◆ THE TASK ◆
Give a verbatim copy of the lines below, minus the pictures.

BEGIN

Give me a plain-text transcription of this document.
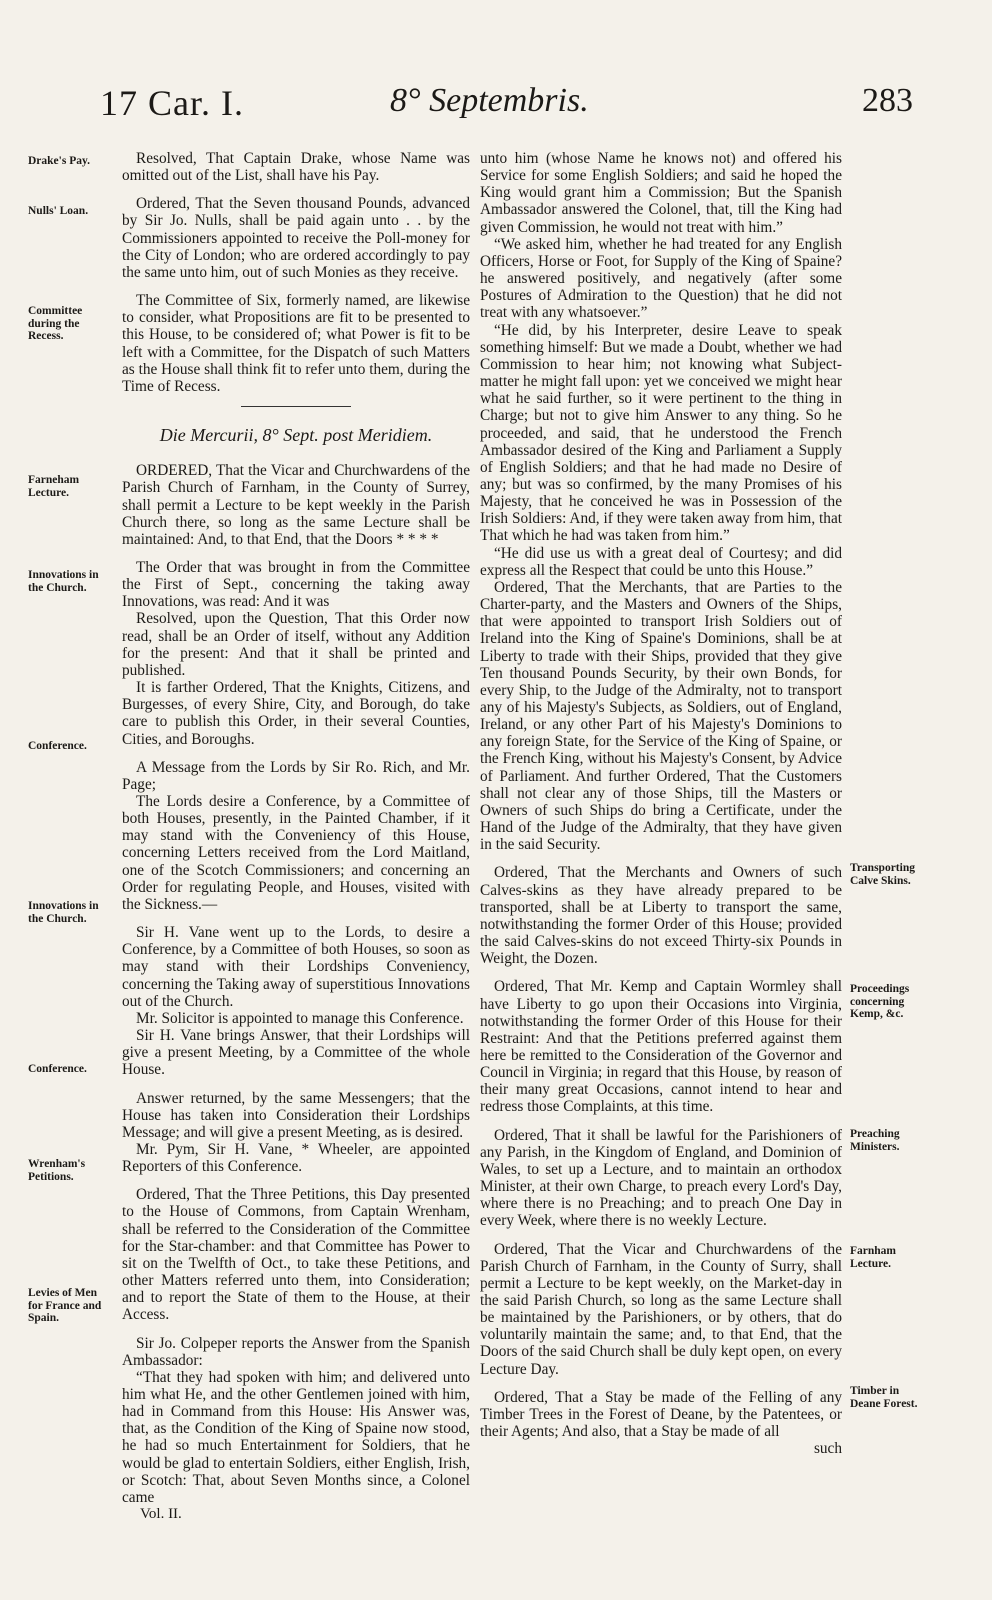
17 Car. I.	8° Septembris.	283
Drake's Pay.
Nulls' Loan.
Committee during the Recess.
Farneham Lecture.
Innovations in the Church.
Conference.
Innovations in the Church.
Conference.
Wrenham's Petitions.
Levies of Men for France and Spain.
Transporting Calve Skins.
Proceedings concerning Kemp, &c.
Preaching Ministers.
Farnham Lecture.
Timber in Deane Forest.

Resolved, That Captain Drake, whose Name was omitted out of the List, shall have his Pay.

Ordered, That the Seven thousand Pounds, advanced by Sir Jo. Nulls, shall be paid again unto . . by the Commissioners appointed to receive the Poll-money for the City of London; who are ordered accordingly to pay the same unto him, out of such Monies as they receive.

The Committee of Six, formerly named, are likewise to consider, what Propositions are fit to be presented to this House, to be considered of; what Power is fit to be left with a Committee, for the Dispatch of such Matters as the House shall think fit to refer unto them, during the Time of Recess.

Die Mercurii, 8° Sept. post Meridiem.

ORDERED, That the Vicar and Churchwardens of the Parish Church of Farnham, in the County of Surrey, shall permit a Lecture to be kept weekly in the Parish Church there, so long as the same Lecture shall be maintained: And, to that End, that the Doors * * * *

The Order that was brought in from the Committee the First of Sept., concerning the taking away Innovations, was read: And it was

Resolved, upon the Question, That this Order now read, shall be an Order of itself, without any Addition for the present: And that it shall be printed and published.

It is farther Ordered, That the Knights, Citizens, and Burgesses, of every Shire, City, and Borough, do take care to publish this Order, in their several Counties, Cities, and Boroughs.

A Message from the Lords by Sir Ro. Rich, and Mr. Page;

The Lords desire a Conference, by a Committee of both Houses, presently, in the Painted Chamber, if it may stand with the Conveniency of this House, concerning Letters received from the Lord Maitland, one of the Scotch Commissioners; and concerning an Order for regulating People, and Houses, visited with the Sickness.—

Sir H. Vane went up to the Lords, to desire a Conference, by a Committee of both Houses, so soon as may stand with their Lordships Conveniency, concerning the Taking away of superstitious Innovations out of the Church.

Mr. Solicitor is appointed to manage this Conference.

Sir H. Vane brings Answer, that their Lordships will give a present Meeting, by a Committee of the whole House.

Answer returned, by the same Messengers; that the House has taken into Consideration their Lordships Message; and will give a present Meeting, as is desired.

Mr. Pym, Sir H. Vane, * Wheeler, are appointed Reporters of this Conference.

Ordered, That the Three Petitions, this Day presented to the House of Commons, from Captain Wrenham, shall be referred to the Consideration of the Committee for the Star-chamber: and that Committee has Power to sit on the Twelfth of Oct., to take these Petitions, and other Matters referred unto them, into Consideration; and to report the State of them to the House, at their Access.

Sir Jo. Colpeper reports the Answer from the Spanish Ambassador:

“That they had spoken with him; and delivered unto him what He, and the other Gentlemen joined with him, had in Command from this House: His Answer was, that, as the Condition of the King of Spaine now stood, he had so much Entertainment for Soldiers, that he would be glad to entertain Soldiers, either English, Irish, or Scotch: That, about Seven Months since, a Colonel came

Vol. II.

unto him (whose Name he knows not) and offered his Service for some English Soldiers; and said he hoped the King would grant him a Commission; But the Spanish Ambassador answered the Colonel, that, till the King had given Commission, he would not treat with him.”

“We asked him, whether he had treated for any English Officers, Horse or Foot, for Supply of the King of Spaine? he answered positively, and negatively (after some Postures of Admiration to the Question) that he did not treat with any whatsoever.”

“He did, by his Interpreter, desire Leave to speak something himself: But we made a Doubt, whether we had Commission to hear him; not knowing what Subject-matter he might fall upon: yet we conceived we might hear what he said further, so it were pertinent to the thing in Charge; but not to give him Answer to any thing. So he proceeded, and said, that he understood the French Ambassador desired of the King and Parliament a Supply of English Soldiers; and that he had made no Desire of any; but was so confirmed, by the many Promises of his Majesty, that he conceived he was in Possession of the Irish Soldiers: And, if they were taken away from him, that That which he had was taken from him.”

“He did use us with a great deal of Courtesy; and did express all the Respect that could be unto this House.”

Ordered, That the Merchants, that are Parties to the Charter-party, and the Masters and Owners of the Ships, that were appointed to transport Irish Soldiers out of Ireland into the King of Spaine's Dominions, shall be at Liberty to trade with their Ships, provided that they give Ten thousand Pounds Security, by their own Bonds, for every Ship, to the Judge of the Admiralty, not to transport any of his Majesty's Subjects, as Soldiers, out of England, Ireland, or any other Part of his Majesty's Dominions to any foreign State, for the Service of the King of Spaine, or the French King, without his Majesty's Consent, by Advice of Parliament. And further Ordered, That the Customers shall not clear any of those Ships, till the Masters or Owners of such Ships do bring a Certificate, under the Hand of the Judge of the Admiralty, that they have given in the said Security.

Ordered, That the Merchants and Owners of such Calves-skins as they have already prepared to be transported, shall be at Liberty to transport the same, notwithstanding the former Order of this House; provided the said Calves-skins do not exceed Thirty-six Pounds in Weight, the Dozen.

Ordered, That Mr. Kemp and Captain Wormley shall have Liberty to go upon their Occasions into Virginia, notwithstanding the former Order of this House for their Restraint: And that the Petitions preferred against them here be remitted to the Consideration of the Governor and Council in Virginia; in regard that this House, by reason of their many great Occasions, cannot intend to hear and redress those Complaints, at this time.

Ordered, That it shall be lawful for the Parishioners of any Parish, in the Kingdom of England, and Dominion of Wales, to set up a Lecture, and to maintain an orthodox Minister, at their own Charge, to preach every Lord's Day, where there is no Preaching; and to preach One Day in every Week, where there is no weekly Lecture.

Ordered, That the Vicar and Churchwardens of the Parish Church of Farnham, in the County of Surry, shall permit a Lecture to be kept weekly, on the Market-day in the said Parish Church, so long as the same Lecture shall be maintained by the Parishioners, or by others, that do voluntarily maintain the same; and, to that End, that the Doors of the said Church shall be duly kept open, on every Lecture Day.

Ordered, That a Stay be made of the Felling of any Timber Trees in the Forest of Deane, by the Patentees, or their Agents; And also, that a Stay be made of all

such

END

◆ OUTPUT ◆
Give me a plain-text transcription of this document.
17 Car. I.	8° Septembris.	283
Drake's Pay.
Nulls' Loan.
Committee during the Recess.
Farneham Lecture.
Innovations in the Church.
Conference.
Innovations in the Church.
Conference.
Wrenham's Petitions.
Levies of Men for France and Spain.
Transporting Calve Skins.
Proceedings concerning Kemp, &c.
Preaching Ministers.
Farnham Lecture.
Timber in Deane Forest.

Resolved, That Captain Drake, whose Name was omitted out of the List, shall have his Pay.

Ordered, That the Seven thousand Pounds, advanced by Sir Jo. Nulls, shall be paid again unto . . by the Commissioners appointed to receive the Poll-money for the City of London; who are ordered accordingly to pay the same unto him, out of such Monies as they receive.

The Committee of Six, formerly named, are likewise to consider, what Propositions are fit to be presented to this House, to be considered of; what Power is fit to be left with a Committee, for the Dispatch of such Matters as the House shall think fit to refer unto them, during the Time of Recess.

Die Mercurii, 8° Sept. post Meridiem.

ORDERED, That the Vicar and Churchwardens of the Parish Church of Farnham, in the County of Surrey, shall permit a Lecture to be kept weekly in the Parish Church there, so long as the same Lecture shall be maintained: And, to that End, that the Doors * * * *

The Order that was brought in from the Committee the First of Sept., concerning the taking away Innovations, was read: And it was

Resolved, upon the Question, That this Order now read, shall be an Order of itself, without any Addition for the present: And that it shall be printed and published.

It is farther Ordered, That the Knights, Citizens, and Burgesses, of every Shire, City, and Borough, do take care to publish this Order, in their several Counties, Cities, and Boroughs.

A Message from the Lords by Sir Ro. Rich, and Mr. Page;

The Lords desire a Conference, by a Committee of both Houses, presently, in the Painted Chamber, if it may stand with the Conveniency of this House, concerning Letters received from the Lord Maitland, one of the Scotch Commissioners; and concerning an Order for regulating People, and Houses, visited with the Sickness.—

Sir H. Vane went up to the Lords, to desire a Conference, by a Committee of both Houses, so soon as may stand with their Lordships Conveniency, concerning the Taking away of superstitious Innovations out of the Church.

Mr. Solicitor is appointed to manage this Conference.

Sir H. Vane brings Answer, that their Lordships will give a present Meeting, by a Committee of the whole House.

Answer returned, by the same Messengers; that the House has taken into Consideration their Lordships Message; and will give a present Meeting, as is desired.

Mr. Pym, Sir H. Vane, * Wheeler, are appointed Reporters of this Conference.

Ordered, That the Three Petitions, this Day presented to the House of Commons, from Captain Wrenham, shall be referred to the Consideration of the Committee for the Star-chamber: and that Committee has Power to sit on the Twelfth of Oct., to take these Petitions, and other Matters referred unto them, into Consideration; and to report the State of them to the House, at their Access.

Sir Jo. Colpeper reports the Answer from the Spanish Ambassador:

“That they had spoken with him; and delivered unto him what He, and the other Gentlemen joined with him, had in Command from this House: His Answer was, that, as the Condition of the King of Spaine now stood, he had so much Entertainment for Soldiers, that he would be glad to entertain Soldiers, either English, Irish, or Scotch: That, about Seven Months since, a Colonel came

Vol. II.

unto him (whose Name he knows not) and offered his Service for some English Soldiers; and said he hoped the King would grant him a Commission; But the Spanish Ambassador answered the Colonel, that, till the King had given Commission, he would not treat with him.”

“We asked him, whether he had treated for any English Officers, Horse or Foot, for Supply of the King of Spaine? he answered positively, and negatively (after some Postures of Admiration to the Question) that he did not treat with any whatsoever.”

“He did, by his Interpreter, desire Leave to speak something himself: But we made a Doubt, whether we had Commission to hear him; not knowing what Subject-matter he might fall upon: yet we conceived we might hear what he said further, so it were pertinent to the thing in Charge; but not to give him Answer to any thing. So he proceeded, and said, that he understood the French Ambassador desired of the King and Parliament a Supply of English Soldiers; and that he had made no Desire of any; but was so confirmed, by the many Promises of his Majesty, that he conceived he was in Possession of the Irish Soldiers: And, if they were taken away from him, that That which he had was taken from him.”

“He did use us with a great deal of Courtesy; and did express all the Respect that could be unto this House.”

Ordered, That the Merchants, that are Parties to the Charter-party, and the Masters and Owners of the Ships, that were appointed to transport Irish Soldiers out of Ireland into the King of Spaine's Dominions, shall be at Liberty to trade with their Ships, provided that they give Ten thousand Pounds Security, by their own Bonds, for every Ship, to the Judge of the Admiralty, not to transport any of his Majesty's Subjects, as Soldiers, out of England, Ireland, or any other Part of his Majesty's Dominions to any foreign State, for the Service of the King of Spaine, or the French King, without his Majesty's Consent, by Advice of Parliament. And further Ordered, That the Customers shall not clear any of those Ships, till the Masters or Owners of such Ships do bring a Certificate, under the Hand of the Judge of the Admiralty, that they have given in the said Security.

Ordered, That the Merchants and Owners of such Calves-skins as they have already prepared to be transported, shall be at Liberty to transport the same, notwithstanding the former Order of this House; provided the said Calves-skins do not exceed Thirty-six Pounds in Weight, the Dozen.

Ordered, That Mr. Kemp and Captain Wormley shall have Liberty to go upon their Occasions into Virginia, notwithstanding the former Order of this House for their Restraint: And that the Petitions preferred against them here be remitted to the Consideration of the Governor and Council in Virginia; in regard that this House, by reason of their many great Occasions, cannot intend to hear and redress those Complaints, at this time.

Ordered, That it shall be lawful for the Parishioners of any Parish, in the Kingdom of England, and Dominion of Wales, to set up a Lecture, and to maintain an orthodox Minister, at their own Charge, to preach every Lord's Day, where there is no Preaching; and to preach One Day in every Week, where there is no weekly Lecture.

Ordered, That the Vicar and Churchwardens of the Parish Church of Farnham, in the County of Surry, shall permit a Lecture to be kept weekly, on the Market-day in the said Parish Church, so long as the same Lecture shall be maintained by the Parishioners, or by others, that do voluntarily maintain the same; and, to that End, that the Doors of the said Church shall be duly kept open, on every Lecture Day.

Ordered, That a Stay be made of the Felling of any Timber Trees in the Forest of Deane, by the Patentees, or their Agents; And also, that a Stay be made of all

such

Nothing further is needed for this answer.